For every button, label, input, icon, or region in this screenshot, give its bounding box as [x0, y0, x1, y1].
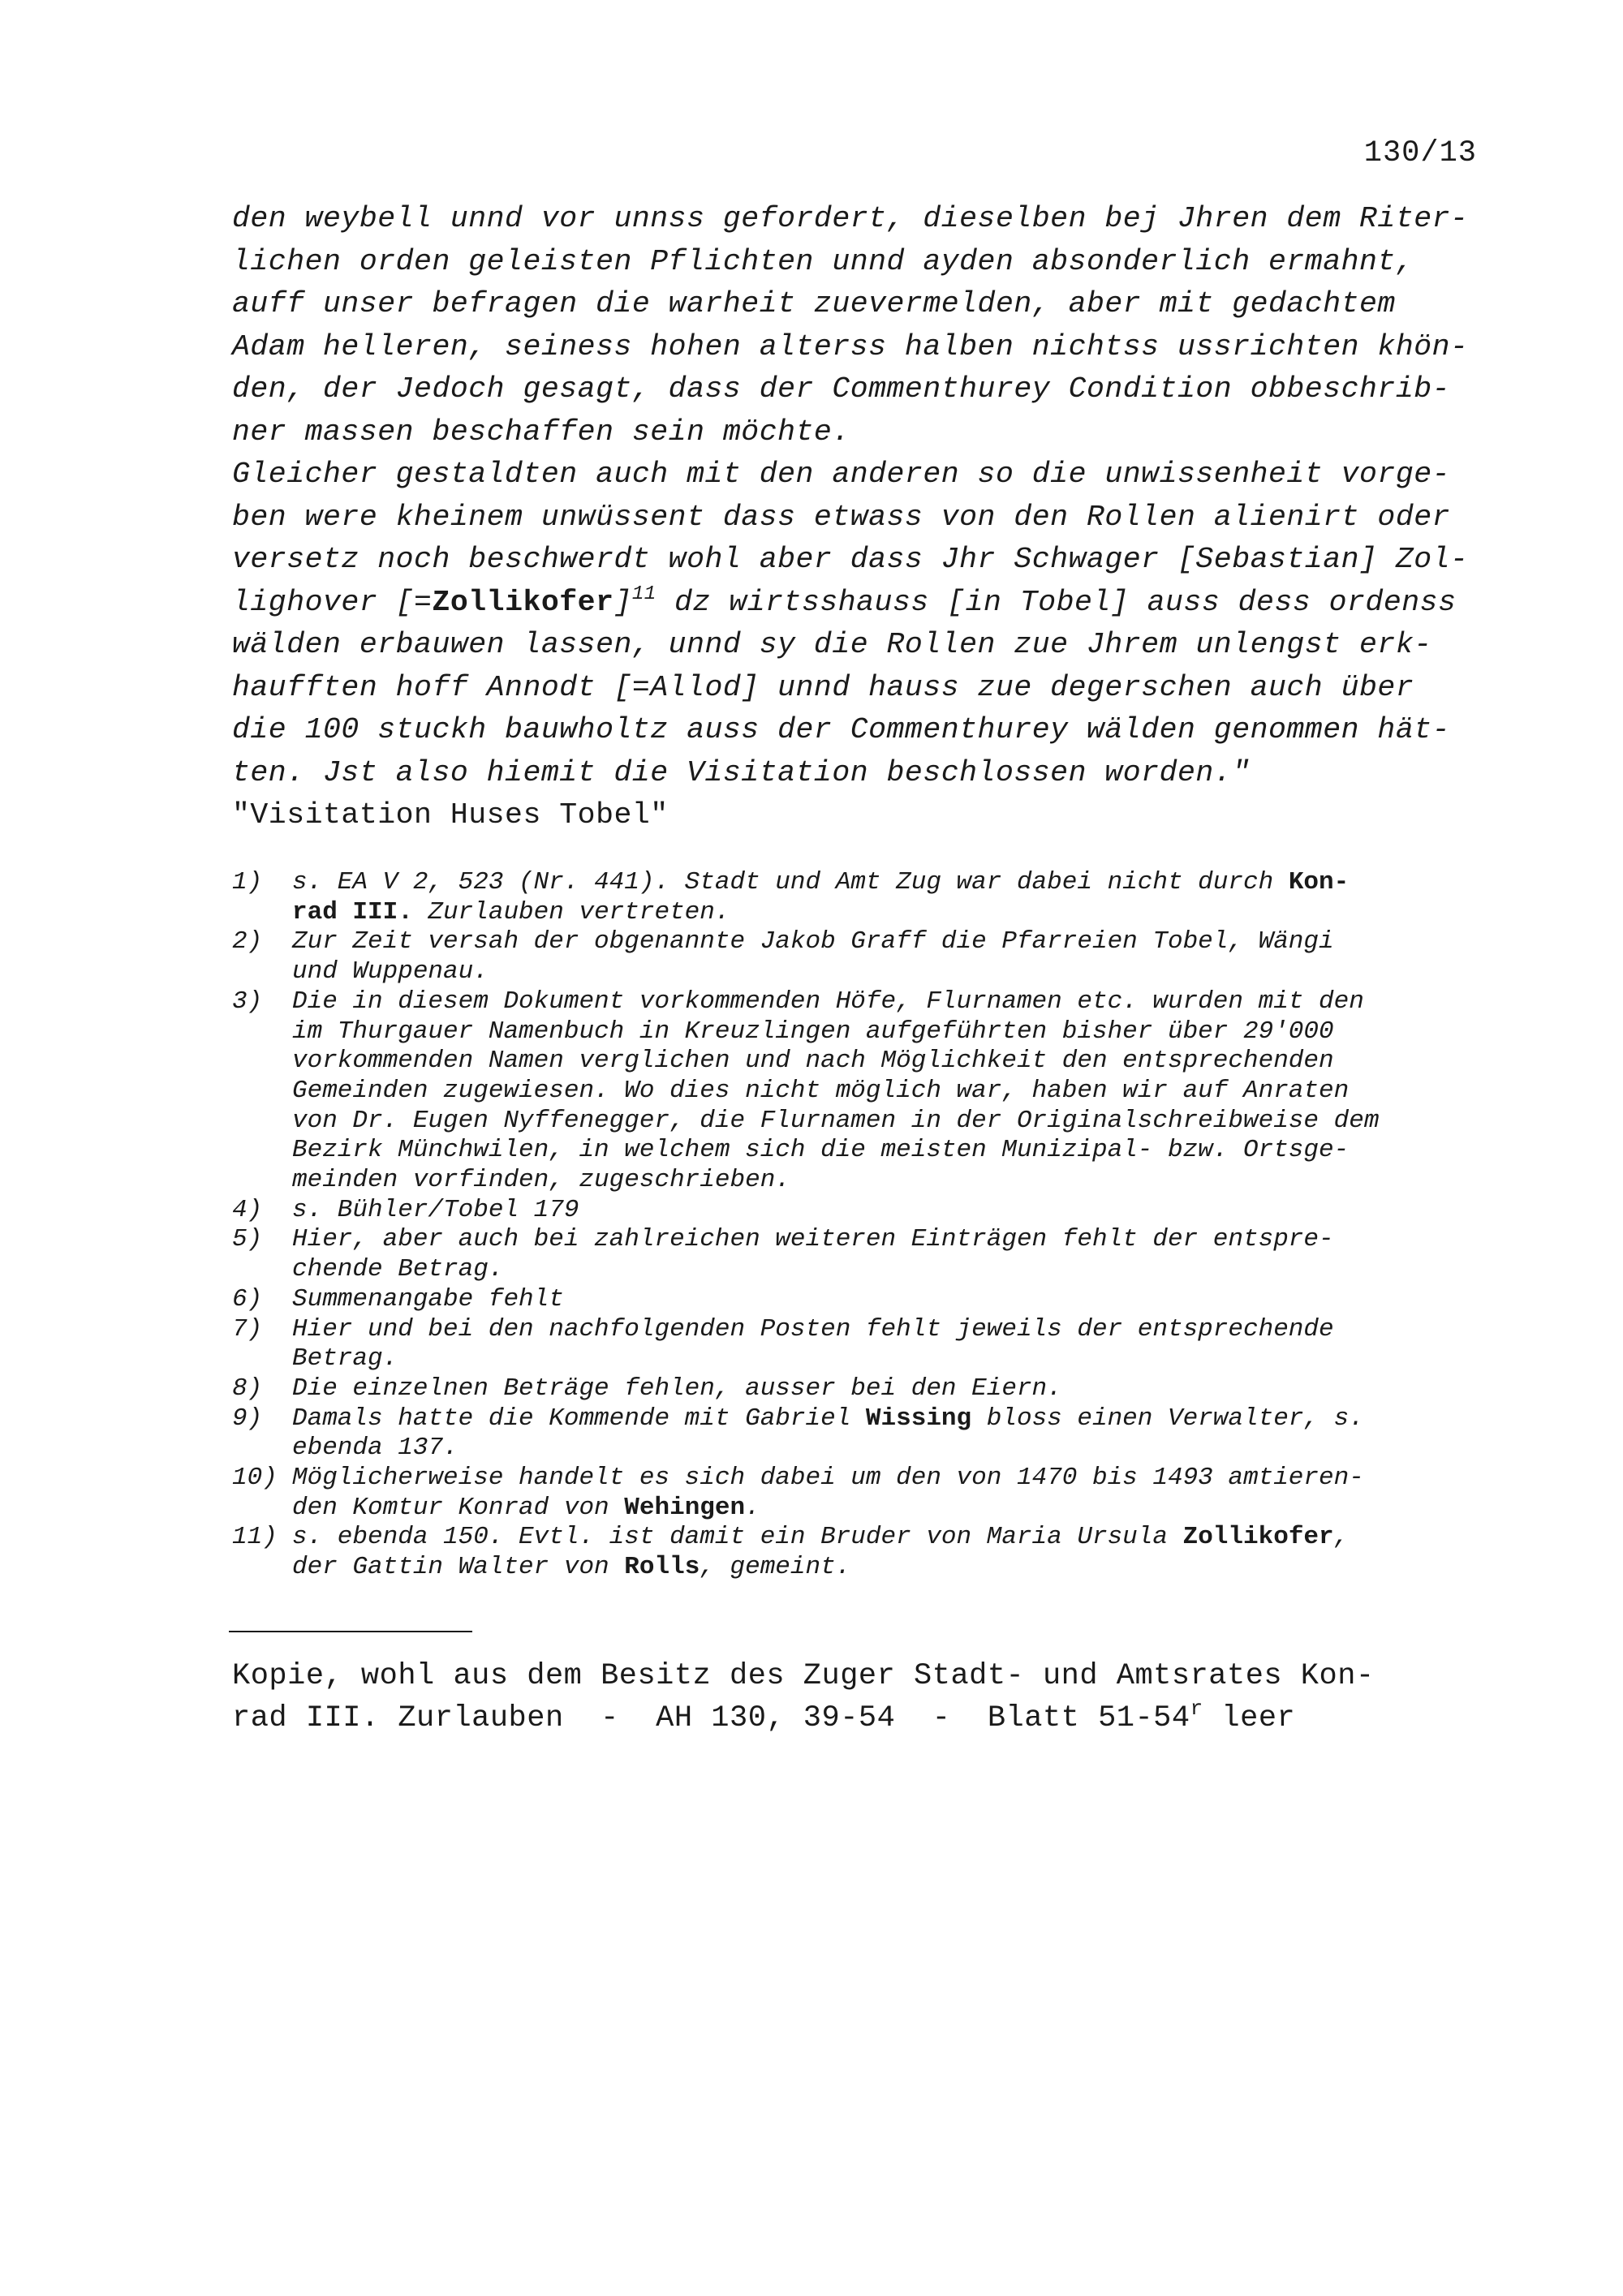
footnote-line [292, 1166, 1498, 1196]
footnote-line [292, 1077, 1498, 1107]
footnote-text [292, 927, 1498, 987]
footnote-number: 9) [232, 1404, 263, 1433]
text-segment: chende Betrag. [292, 1255, 504, 1284]
footnote-item [232, 987, 1498, 1196]
footnote-number: 11) [232, 1523, 278, 1552]
footnote-item [232, 1285, 1498, 1315]
text-segment: vorkommenden Namen verglichen und nach Möglichkeit den entsprechenden [292, 1047, 1334, 1076]
footnote-line [292, 1553, 1498, 1583]
footnote-marker: 11 [631, 583, 657, 605]
footnote-line [292, 987, 1498, 1017]
text-line: Gleicher gestaldten auch mit den anderen so die unwissenheit vorge- [232, 458, 1451, 491]
footnote-number: 2) [232, 927, 263, 957]
footnote-text [292, 1523, 1498, 1582]
footnote-item [232, 1315, 1498, 1374]
document-title-quote: "Visitation Huses Tobel" [232, 798, 669, 832]
footnote-line [292, 898, 1498, 928]
name-emphasis: Kon- [1288, 868, 1350, 896]
name-emphasis: Zollikofer [432, 585, 614, 619]
footnote-item [232, 1225, 1498, 1284]
footnote-number: 4) [232, 1195, 263, 1224]
text-segment: im Thurgauer Namenbuch in Kreuzlingen aufgeführten bisher über 29'000 [292, 1017, 1334, 1046]
footnote-line [292, 1017, 1498, 1047]
name-emphasis: rad III. [292, 897, 413, 927]
superscript-r: r [1190, 1696, 1203, 1721]
text-segment: s. ebenda 150. Evtl. ist damit ein Bruder von Maria Ursula [292, 1523, 1183, 1552]
text-segment: , [1333, 1523, 1350, 1552]
footnote-item [232, 1404, 1498, 1464]
footnote-item [232, 868, 1498, 927]
footnote-number: 8) [232, 1374, 263, 1403]
footnote-line [292, 1374, 1498, 1404]
footnote-line [292, 1464, 1498, 1494]
name-emphasis: Zollikofer [1182, 1523, 1334, 1552]
text-line: ner massen beschaffen sein möchte. [232, 415, 850, 449]
footnote-line [292, 868, 1498, 898]
footnote-text [292, 1374, 1498, 1404]
text-segment: von Dr. Eugen Nyffenegger, die Flurnamen in der Originalschreibweise dem [292, 1106, 1380, 1135]
footnote-number: 10) [232, 1464, 278, 1493]
footnote-line [292, 1494, 1498, 1524]
footnote-item [232, 1196, 1498, 1226]
footnote-item [232, 1523, 1498, 1582]
text-segment: Summenangabe fehlt [292, 1284, 564, 1314]
footnote-line [292, 1315, 1498, 1345]
text-line: ben were kheinem unwüssent dass etwass von den Rollen alienirt oder [232, 500, 1451, 534]
footnote-item [232, 927, 1498, 987]
text-segment: leer [1203, 1701, 1296, 1735]
footnote-line [292, 1107, 1498, 1137]
text-line: auff unser befragen die warheit zuevermelden, aber mit gedachtem [232, 287, 1396, 320]
footnotes-list [232, 868, 1498, 1583]
text-segment: und Wuppenau. [292, 957, 489, 987]
text-line: versetz noch beschwerdt wohl aber dass Jhr Schwager [Sebastian] Zol- [232, 543, 1469, 576]
text-line: den, der Jedoch gesagt, dass der Commenthurey Condition obbeschrib- [232, 372, 1451, 406]
text-line: wälden erbauwen lassen, unnd sy die Rollen zue Jhrem unlengst erk- [232, 628, 1432, 661]
footnote-number: 6) [232, 1284, 263, 1314]
text-line: Adam helleren, seiness hohen alterss halben nichtss ussrichten khön- [232, 329, 1469, 363]
text-segment: Hier, aber auch bei zahlreichen weiteren Einträgen fehlt der entspre- [292, 1225, 1334, 1254]
text-segment: lighover [= [232, 585, 433, 619]
footnote-line [292, 927, 1498, 957]
text-segment: ] [613, 585, 632, 619]
footnote-line [292, 957, 1498, 987]
text-segment: Die in diesem Dokument vorkommenden Höfe, Flurnamen etc. wurden mit den [292, 987, 1364, 1016]
text-segment: Betrag. [292, 1344, 398, 1374]
text-segment: . [745, 1493, 760, 1522]
text-segment: Möglicherweise handelt es sich dabei um den von 1470 bis 1493 amtieren- [292, 1464, 1364, 1493]
text-line: die 100 stuckh bauwholtz auss der Commenthurey wälden genommen hät- [232, 713, 1451, 746]
source-note [232, 1655, 1498, 1739]
text-segment: Hier und bei den nachfolgenden Posten fehlt jeweils der entsprechende [292, 1314, 1334, 1344]
text-segment: ebenda 137. [292, 1434, 458, 1463]
text-segment: der Gattin Walter von [292, 1553, 625, 1582]
footnote-number: 1) [232, 868, 263, 896]
text-segment: Die einzelnen Beträge fehlen, ausser bei den Eiern. [292, 1374, 1062, 1403]
footnote-line [292, 1434, 1498, 1464]
text-segment: bloss einen Verwalter, s. [971, 1404, 1364, 1433]
footnote-divider [229, 1631, 472, 1632]
text-segment: den Komtur Konrad von [292, 1493, 625, 1522]
footnote-number: 3) [232, 987, 263, 1016]
name-emphasis: Wissing [865, 1404, 972, 1433]
text-segment: s. Bühler/Tobel 179 [292, 1195, 579, 1224]
footnote-number: 7) [232, 1314, 263, 1344]
text-segment: Gemeinden zugewiesen. Wo dies nicht möglich war, haben wir auf Anraten [292, 1076, 1350, 1105]
footnote-text [292, 1285, 1498, 1315]
footnote-item [232, 1374, 1498, 1404]
text-segment: Zur Zeit versah der obgenannte Jakob Graff die Pfarreien Tobel, Wängi [292, 927, 1334, 957]
footnote-line [292, 1404, 1498, 1434]
text-segment: , gemeint. [700, 1553, 851, 1582]
footnote-line [292, 1196, 1498, 1226]
text-segment: Damals hatte die Kommende mit Gabriel [292, 1404, 866, 1433]
text-line: haufften hoff Annodt [=Allod] unnd hauss zue degerschen auch über [232, 670, 1414, 704]
footnote-text [292, 987, 1498, 1196]
footnote-text [292, 1196, 1498, 1226]
footnote-line [292, 1225, 1498, 1255]
text-segment: Bezirk Münchwilen, in welchem sich die meisten Munizipal- bzw. Ortsge- [292, 1136, 1350, 1165]
footnote-text [292, 1225, 1498, 1284]
footnote-line [292, 1047, 1498, 1077]
text-segment: rad III. Zurlauben - AH 130, 39-54 - Blatt 51-54 [232, 1701, 1190, 1735]
footnote-text [292, 1315, 1498, 1374]
text-line: lichen orden geleisten Pflichten unnd ayden absonderlich ermahnt, [232, 244, 1414, 278]
footnote-line [292, 1285, 1498, 1315]
text-segment: dz wirtsshauss [in Tobel] auss dess ordenss [656, 585, 1457, 619]
footnote-line [292, 1523, 1498, 1553]
footnote-line [292, 1255, 1498, 1285]
footnote-text [292, 1464, 1498, 1523]
source-line: Kopie, wohl aus dem Besitz des Zuger Stadt- und Amtsrates Kon- [232, 1659, 1375, 1693]
source-line [232, 1697, 1498, 1739]
footnote-text [292, 868, 1498, 927]
main-text [232, 198, 1498, 837]
text-line: den weybell unnd vor unnss gefordert, dieselben bej Jhren dem Riter- [232, 202, 1469, 235]
text-line: ten. Jst also hiemit die Visitation beschlossen worden." [232, 755, 1251, 789]
text-segment: s. EA V 2, 523 (Nr. 441). Stadt und Amt Zug war dabei nicht durch [292, 868, 1289, 896]
text-segment: meinden vorfinden, zugeschrieben. [292, 1166, 790, 1195]
footnote-line [292, 1136, 1498, 1166]
footnote-number: 5) [232, 1225, 263, 1254]
footnote-text [292, 1404, 1498, 1464]
page-number: 130/13 [1363, 136, 1477, 170]
text-segment: Zurlauben vertreten. [412, 897, 730, 927]
footnote-line [292, 1344, 1498, 1374]
text-line [232, 582, 1498, 625]
name-emphasis: Rolls [624, 1553, 700, 1582]
name-emphasis: Wehingen [624, 1493, 746, 1522]
footnote-item [232, 1464, 1498, 1523]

——————

Your instructions: Search the material for "Zollikofer" and copy each matching line.

Solved exercise:
name-emphasis: Zollikofer [432, 585, 614, 619]
name-emphasis: Zollikofer [1182, 1523, 1334, 1552]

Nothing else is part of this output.